Search the records for the line with "Output a JSON". Output that line and each line after it, exactly, and stop at the end; omit pictures.
* START Record set *
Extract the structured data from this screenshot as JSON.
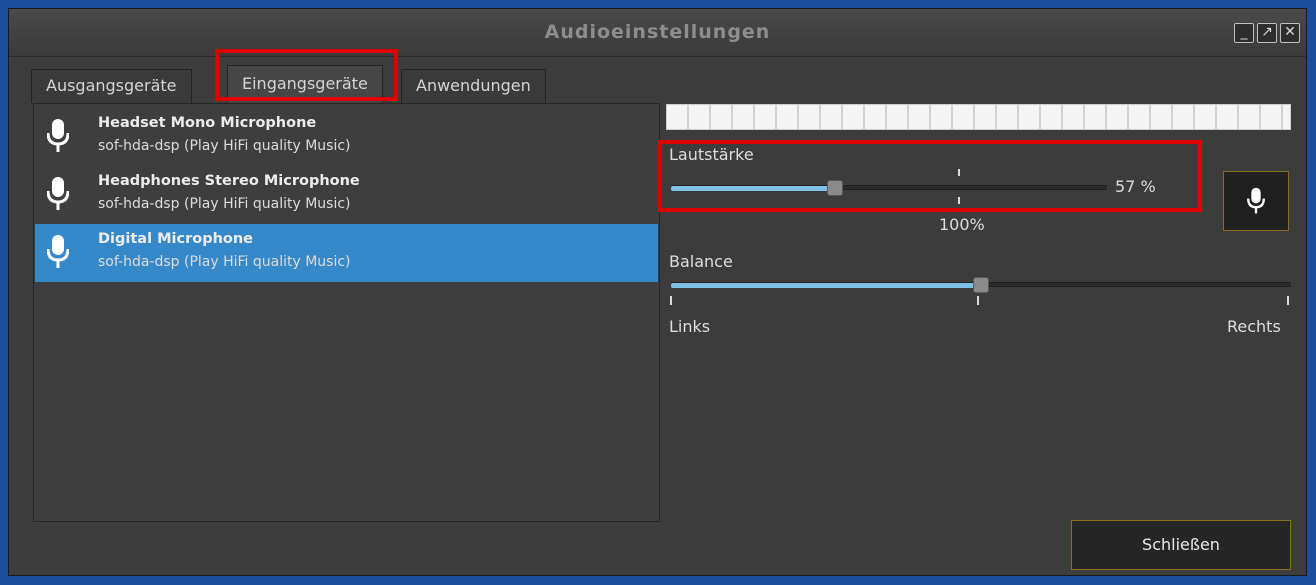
{
  "window": {
    "title": "Audioeinstellungen",
    "controls": {
      "minimize": "_",
      "maximize": "↗",
      "close": "✕"
    }
  },
  "tabs": [
    {
      "label": "Ausgangsgeräte",
      "active": false
    },
    {
      "label": "Eingangsgeräte",
      "active": true
    },
    {
      "label": "Anwendungen",
      "active": false
    }
  ],
  "devices": [
    {
      "name": "Headset Mono Microphone",
      "sub": "sof-hda-dsp (Play HiFi quality Music)",
      "icon": "microphone-icon",
      "selected": false
    },
    {
      "name": "Headphones Stereo Microphone",
      "sub": "sof-hda-dsp (Play HiFi quality Music)",
      "icon": "microphone-icon",
      "selected": false
    },
    {
      "name": "Digital Microphone",
      "sub": "sof-hda-dsp (Play HiFi quality Music)",
      "icon": "microphone-icon",
      "selected": true
    }
  ],
  "volume": {
    "label": "Lautstärke",
    "value_text": "57 %",
    "value_fraction": 0.57,
    "reference_label": "100%"
  },
  "balance": {
    "label": "Balance",
    "left_label": "Links",
    "right_label": "Rechts",
    "value_fraction": 0.5
  },
  "mute_button": {
    "icon": "microphone-icon"
  },
  "close_button": {
    "label": "Schließen"
  },
  "colors": {
    "accent_selection": "#3689c9",
    "slider_fill": "#7fc1e4",
    "highlight_annotation": "#e00000",
    "button_border": "#8a6d1c"
  }
}
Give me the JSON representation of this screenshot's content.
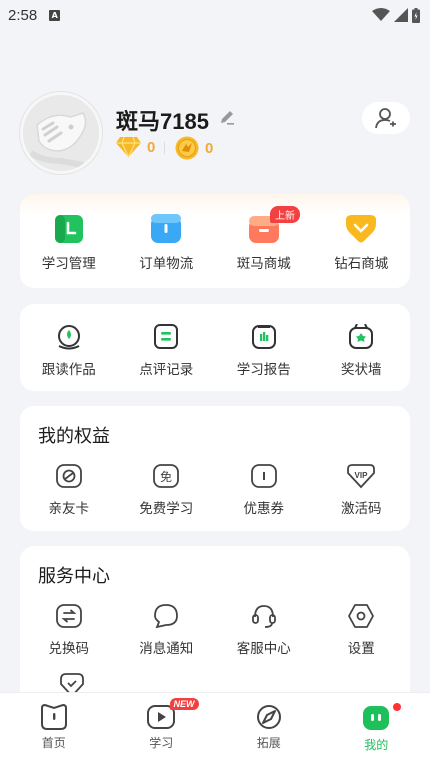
{
  "status_bar": {
    "time": "2:58",
    "notif_letter": "A"
  },
  "profile": {
    "username": "斑马7185",
    "diamonds": "0",
    "coins": "0"
  },
  "orders_section": {
    "items": [
      {
        "label": "学习管理",
        "icon": "study-manage-icon",
        "color": "#22c35e"
      },
      {
        "label": "订单物流",
        "icon": "order-logistics-icon",
        "color": "#3aa8f5"
      },
      {
        "label": "斑马商城",
        "icon": "mall-icon",
        "color": "#ff7a5c",
        "badge": "上新"
      },
      {
        "label": "钻石商城",
        "icon": "diamond-mall-icon",
        "color": "#f9b81d"
      }
    ]
  },
  "reports_section": {
    "items": [
      {
        "label": "跟读作品",
        "icon": "follow-read-icon"
      },
      {
        "label": "点评记录",
        "icon": "review-record-icon"
      },
      {
        "label": "学习报告",
        "icon": "study-report-icon"
      },
      {
        "label": "奖状墙",
        "icon": "award-wall-icon"
      }
    ]
  },
  "rights_section": {
    "title": "我的权益",
    "items": [
      {
        "label": "亲友卡",
        "icon": "friend-card-icon"
      },
      {
        "label": "免费学习",
        "icon": "free-study-icon",
        "glyph": "免"
      },
      {
        "label": "优惠券",
        "icon": "coupon-icon"
      },
      {
        "label": "激活码",
        "icon": "activation-code-icon",
        "glyph": "VIP"
      }
    ]
  },
  "service_section": {
    "title": "服务中心",
    "items": [
      {
        "label": "兑换码",
        "icon": "redeem-code-icon"
      },
      {
        "label": "消息通知",
        "icon": "message-icon"
      },
      {
        "label": "客服中心",
        "icon": "customer-service-icon"
      },
      {
        "label": "设置",
        "icon": "settings-icon"
      }
    ]
  },
  "tabbar": {
    "items": [
      {
        "label": "首页",
        "icon": "home-icon"
      },
      {
        "label": "学习",
        "icon": "study-play-icon",
        "badge": "NEW"
      },
      {
        "label": "拓展",
        "icon": "explore-icon"
      },
      {
        "label": "我的",
        "icon": "my-icon",
        "active": true
      }
    ]
  },
  "colors": {
    "accent": "#1ec05b",
    "gold": "#f2a93b",
    "badge_red": "#f34040"
  }
}
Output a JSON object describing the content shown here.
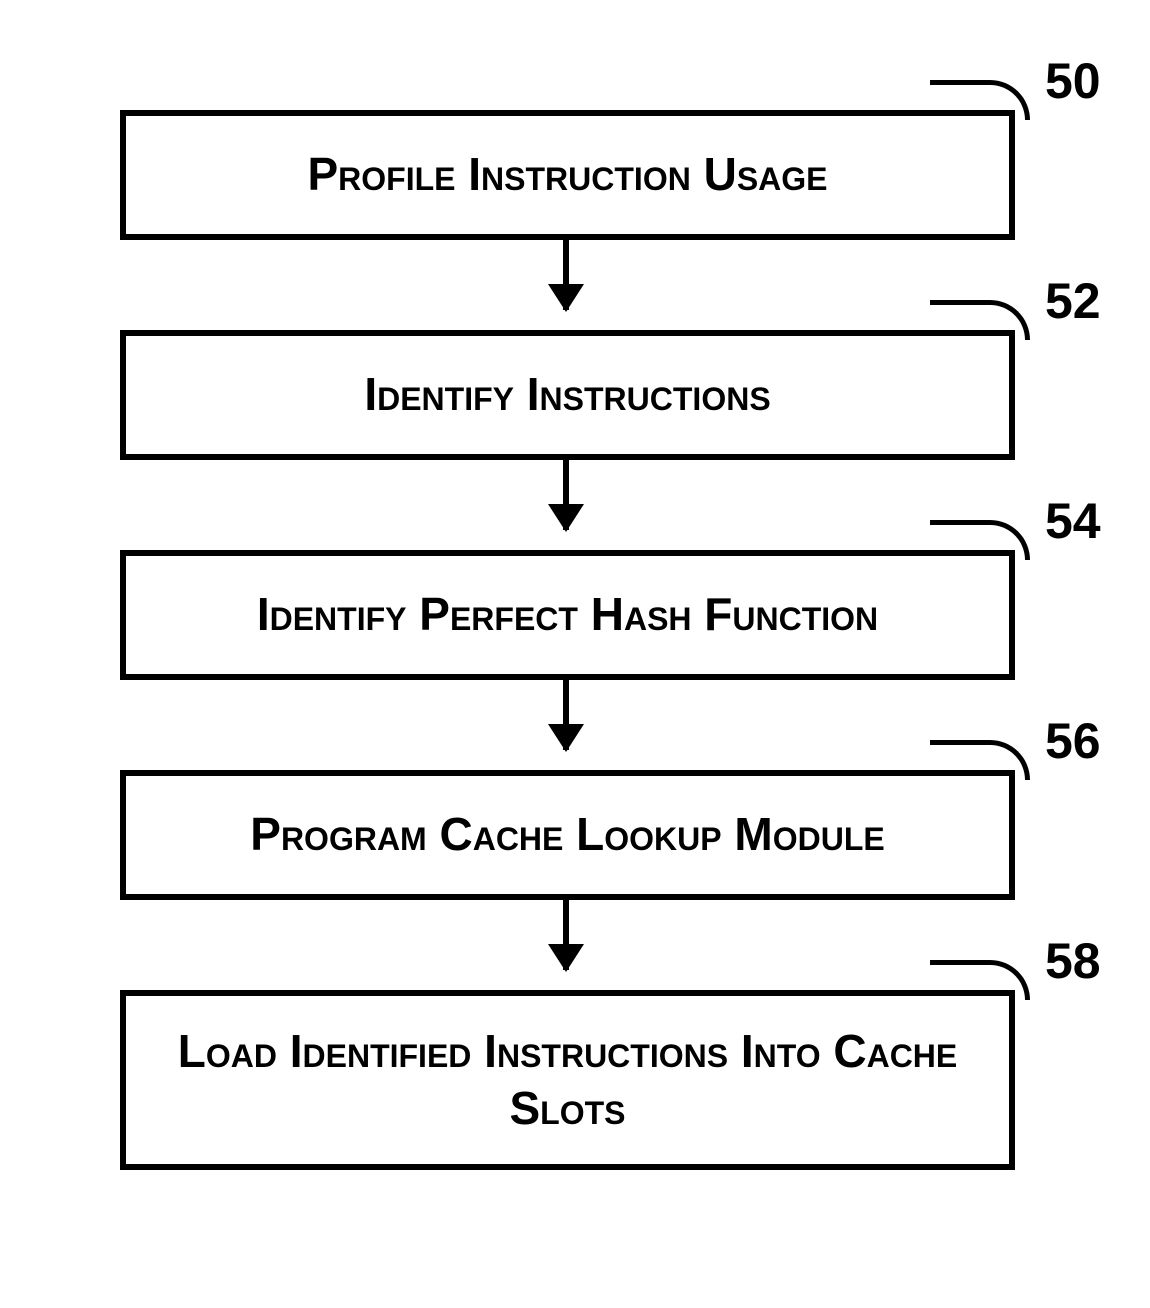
{
  "boxes": [
    {
      "label": "Profile Instruction Usage",
      "ref": "50"
    },
    {
      "label": "Identify Instructions",
      "ref": "52"
    },
    {
      "label": "Identify Perfect Hash Function",
      "ref": "54"
    },
    {
      "label": "Program Cache Lookup Module",
      "ref": "56"
    },
    {
      "label": "Load Identified Instructions Into Cache Slots",
      "ref": "58"
    }
  ]
}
* END Record set *
Task result:
Output a JSON object describing the content shown here.
{
  "boxes": [
    {
      "label": "Profile Instruction Usage",
      "ref": "50"
    },
    {
      "label": "Identify Instructions",
      "ref": "52"
    },
    {
      "label": "Identify Perfect Hash Function",
      "ref": "54"
    },
    {
      "label": "Program Cache Lookup Module",
      "ref": "56"
    },
    {
      "label": "Load Identified Instructions Into Cache Slots",
      "ref": "58"
    }
  ]
}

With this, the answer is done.